Give the number of lines that contain the string "this", please, and nothing else.

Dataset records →
• • • • • • •
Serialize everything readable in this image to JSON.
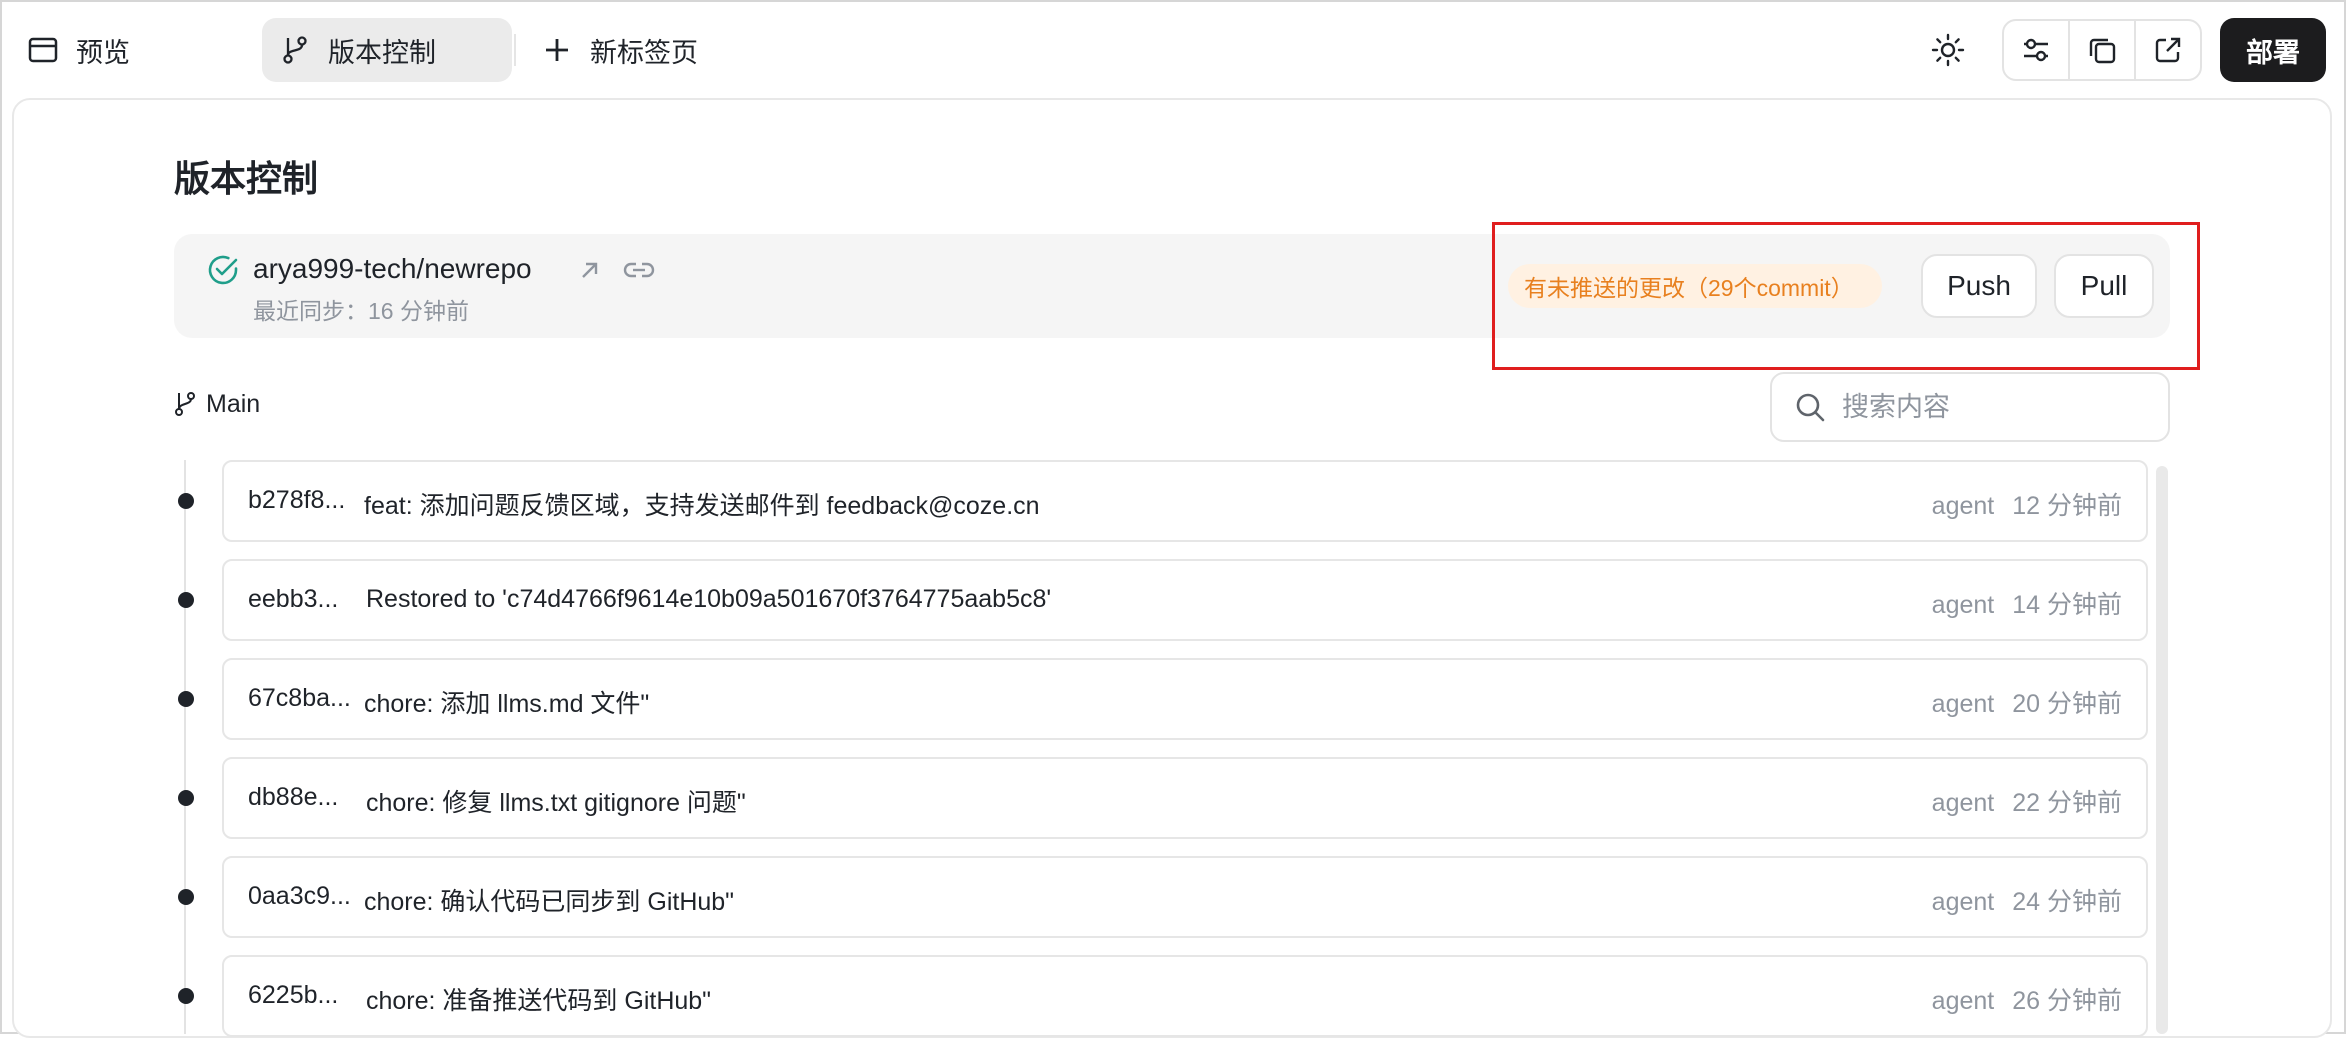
{
  "topbar": {
    "tabs": [
      {
        "label": "预览",
        "icon": "window-icon"
      },
      {
        "label": "版本控制",
        "icon": "branch-icon"
      },
      {
        "label": "新标签页",
        "icon": "plus-icon"
      }
    ],
    "deploy_label": "部署"
  },
  "page": {
    "title": "版本控制"
  },
  "repo": {
    "name": "arya999-tech/newrepo",
    "last_sync": "最近同步：16 分钟前",
    "status_badge": "有未推送的更改（29个commit）",
    "push_label": "Push",
    "pull_label": "Pull"
  },
  "branch": {
    "name": "Main"
  },
  "search": {
    "placeholder": "搜索内容"
  },
  "commits": [
    {
      "hash": "b278f8...",
      "message": "feat: 添加问题反馈区域，支持发送邮件到 feedback@coze.cn",
      "author": "agent",
      "time": "12 分钟前"
    },
    {
      "hash": "eebb3...",
      "message": "Restored to 'c74d4766f9614e10b09a501670f3764775aab5c8'",
      "author": "agent",
      "time": "14 分钟前"
    },
    {
      "hash": "67c8ba...",
      "message": "chore: 添加 llms.md 文件\"",
      "author": "agent",
      "time": "20 分钟前"
    },
    {
      "hash": "db88e...",
      "message": "chore: 修复 llms.txt gitignore 问题\"",
      "author": "agent",
      "time": "22 分钟前"
    },
    {
      "hash": "0aa3c9...",
      "message": "chore: 确认代码已同步到 GitHub\"",
      "author": "agent",
      "time": "24 分钟前"
    },
    {
      "hash": "6225b...",
      "message": "chore: 准备推送代码到 GitHub\"",
      "author": "agent",
      "time": "26 分钟前"
    }
  ],
  "colors": {
    "accent_green": "#1f9e8a",
    "badge_text": "#e8801f",
    "badge_bg": "#fff1e2",
    "highlight_red": "#e01e1e",
    "deploy_bg": "#1c1c1e"
  }
}
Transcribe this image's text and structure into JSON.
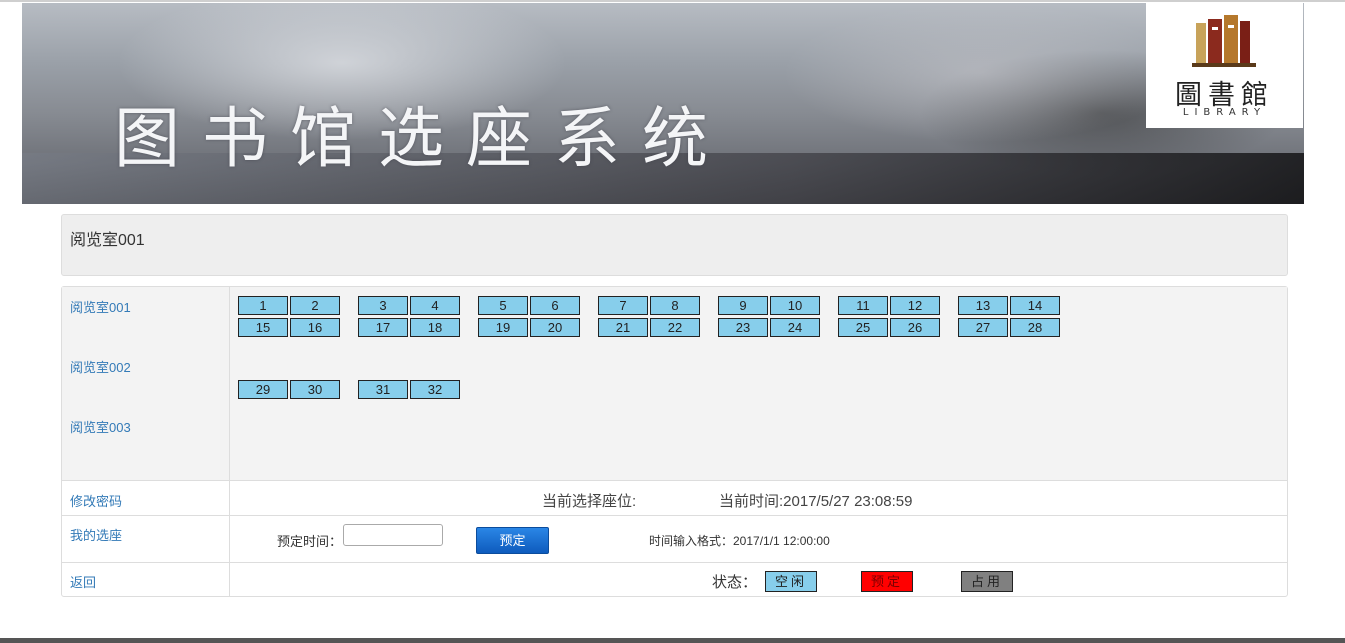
{
  "banner": {
    "title": "图书馆选座系统",
    "logo_cn": "圖書館",
    "logo_en": "LIBRARY"
  },
  "header": {
    "room_title": "阅览室001"
  },
  "sidebar": {
    "rooms": [
      "阅览室001",
      "阅览室002",
      "阅览室003"
    ],
    "actions": [
      "修改密码",
      "我的选座",
      "返回"
    ]
  },
  "seats": {
    "row1": [
      "1",
      "2",
      "3",
      "4",
      "5",
      "6",
      "7",
      "8",
      "9",
      "10",
      "11",
      "12",
      "13",
      "14"
    ],
    "row2": [
      "15",
      "16",
      "17",
      "18",
      "19",
      "20",
      "21",
      "22",
      "23",
      "24",
      "25",
      "26",
      "27",
      "28"
    ],
    "row3": [
      "29",
      "30",
      "31",
      "32"
    ],
    "colors": {
      "free": "#87ceeb",
      "booked": "#ff0000",
      "occupied": "#808080"
    }
  },
  "info": {
    "current_seat_label": "当前选择座位:",
    "current_time_label": "当前时间:2017/5/27 23:08:59"
  },
  "booking": {
    "time_label": "预定时间：",
    "time_value": "",
    "button_label": "预定",
    "format_hint": "时间输入格式：2017/1/1 12:00:00"
  },
  "status": {
    "label": "状态：",
    "legend": [
      {
        "name": "空闲",
        "color": "#87ceeb"
      },
      {
        "name": "预定",
        "color": "#ff0000"
      },
      {
        "name": "占用",
        "color": "#808080"
      }
    ]
  }
}
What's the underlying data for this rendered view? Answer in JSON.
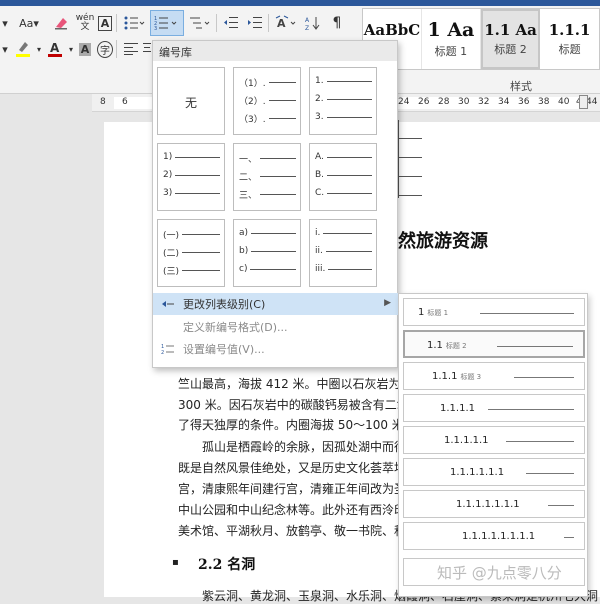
{
  "ribbon": {
    "font_size_label": "Aa",
    "pinyin_label": "wén",
    "styles": [
      {
        "sample": "AaBbC",
        "name": "题",
        "selected": false
      },
      {
        "sample": "1 Aa",
        "name": "标题 1",
        "selected": false
      },
      {
        "sample": "1.1 Aa",
        "name": "标题 2",
        "selected": true
      },
      {
        "sample": "1.1.1",
        "name": "标题",
        "selected": false
      }
    ],
    "styles_group_label": "样式",
    "font_color": "#c00000",
    "highlight_color": "#ffff00"
  },
  "ruler": {
    "left_ticks": [
      "8",
      "6"
    ],
    "right_ticks": [
      "24",
      "26",
      "28",
      "30",
      "32",
      "34",
      "36",
      "38",
      "40",
      "42",
      "44"
    ]
  },
  "numbering_menu": {
    "header": "编号库",
    "cells": [
      {
        "kind": "none",
        "label": "无"
      },
      {
        "kind": "list",
        "items": [
          "（1）.",
          "（2）.",
          "（3）."
        ]
      },
      {
        "kind": "list",
        "items": [
          "1.",
          "2.",
          "3."
        ]
      },
      {
        "kind": "list",
        "items": [
          "1)",
          "2)",
          "3)"
        ]
      },
      {
        "kind": "list",
        "items": [
          "一、",
          "二、",
          "三、"
        ]
      },
      {
        "kind": "list",
        "items": [
          "A.",
          "B.",
          "C."
        ]
      },
      {
        "kind": "list",
        "items": [
          "(一)",
          "(二)",
          "(三)"
        ]
      },
      {
        "kind": "list",
        "items": [
          "a)",
          "b)",
          "c)"
        ]
      },
      {
        "kind": "list",
        "items": [
          "i.",
          "ii.",
          "iii."
        ]
      }
    ],
    "change_level": "更改列表级别(C)",
    "define_new": "定义新编号格式(D)...",
    "set_value": "设置编号值(V)..."
  },
  "level_flyout": {
    "levels": [
      {
        "number": "1",
        "sub": "标题 1",
        "selected": false
      },
      {
        "number": "1.1",
        "sub": "标题 2",
        "selected": true
      },
      {
        "number": "1.1.1",
        "sub": "标题 3",
        "selected": false
      },
      {
        "number": "1.1.1.1",
        "sub": "",
        "selected": false
      },
      {
        "number": "1.1.1.1.1",
        "sub": "",
        "selected": false
      },
      {
        "number": "1.1.1.1.1.1",
        "sub": "",
        "selected": false
      },
      {
        "number": "1.1.1.1.1.1.1",
        "sub": "",
        "selected": false
      },
      {
        "number": "1.1.1.1.1.1.1.1",
        "sub": "",
        "selected": false
      },
      {
        "number": "",
        "sub": "",
        "selected": false
      }
    ]
  },
  "document": {
    "heading_fragment": "然旅游资源",
    "lines": [
      "竺山最高，海拔 412 米。中圈以石灰岩为主，如",
      "300 米。因石灰岩中的碳酸钙易被含有二氧化碳",
      "了得天独厚的条件。内圈海拔 50～100 米，也以",
      "孤山是栖霞岭的余脉，因孤处湖中而得名，",
      "既是自然风景佳绝处，又是历史文化荟萃地，是",
      "宫，清康熙年间建行宫，清雍正年间改为圣因寺",
      "中山公园和中山纪念林等。此外还有西泠印社、",
      "美术馆、平湖秋月、放鹤亭、敬一书院、秋瑾墓"
    ],
    "section_heading": "2.2 名洞",
    "bottom_line": "紫云洞、黄龙洞、玉泉洞、水乐洞、烟霞洞、石屋洞、紫来洞是杭州七大洞"
  },
  "watermark": "知乎 @九点零八分"
}
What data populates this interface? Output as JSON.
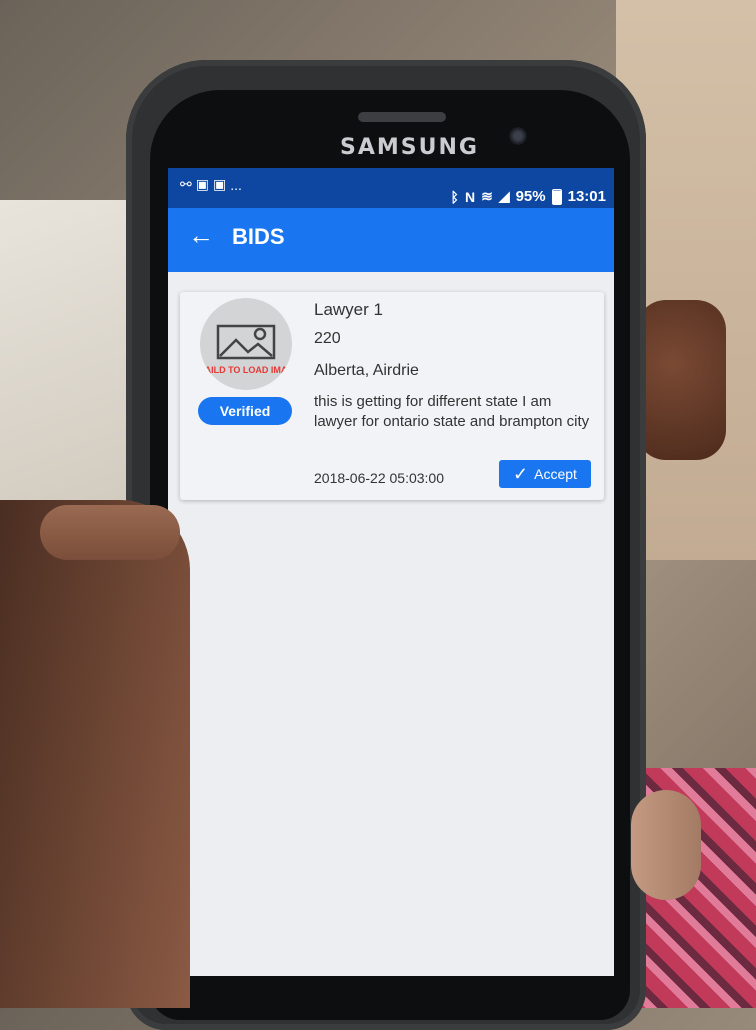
{
  "phone": {
    "brand": "SAMSUNG"
  },
  "status_bar": {
    "battery": "95%",
    "time": "13:01",
    "left_icons": [
      "link-icon",
      "image-icon",
      "image-icon"
    ],
    "more": "..."
  },
  "app_bar": {
    "title": "BIDS"
  },
  "bid": {
    "name": "Lawyer 1",
    "amount": "220",
    "location": "Alberta, Airdrie",
    "description": "this is getting for different state I am lawyer for ontario state and brampton city",
    "date": "2018-06-22 05:03:00",
    "image_error": "AILD TO LOAD IMA",
    "verified_label": "Verified",
    "accept_label": "Accept"
  },
  "colors": {
    "status_bar": "#0d47a1",
    "app_bar": "#1976f0",
    "accent": "#1976f0"
  }
}
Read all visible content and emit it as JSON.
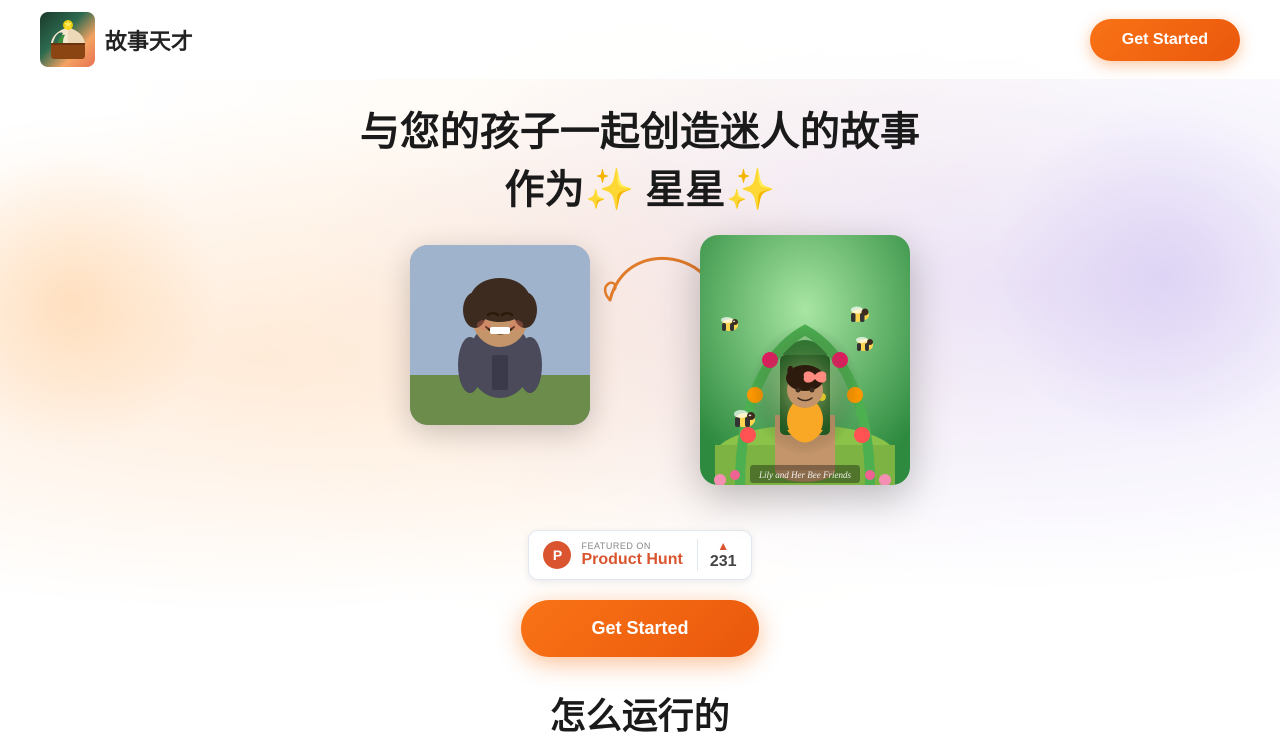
{
  "app": {
    "name": "故事天才",
    "logo_alt": "Story Genius Logo"
  },
  "navbar": {
    "get_started_label": "Get Started"
  },
  "hero": {
    "headline_line1": "与您的孩子一起创造迷人的故事",
    "headline_line2": "作为✨     星星✨",
    "arrow_alt": "transformation arrow"
  },
  "product_hunt": {
    "featured_on": "FEATURED ON",
    "name": "Product Hunt",
    "vote_count": "231"
  },
  "cta": {
    "label": "Get Started"
  },
  "bottom": {
    "how_it_works": "怎么运行的"
  },
  "storybook": {
    "title": "Lily and Her Bee Friends"
  },
  "colors": {
    "orange": "#f97316",
    "orange_dark": "#ea580c",
    "ph_red": "#da552f"
  }
}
• • • • • • •
Output of the task →
5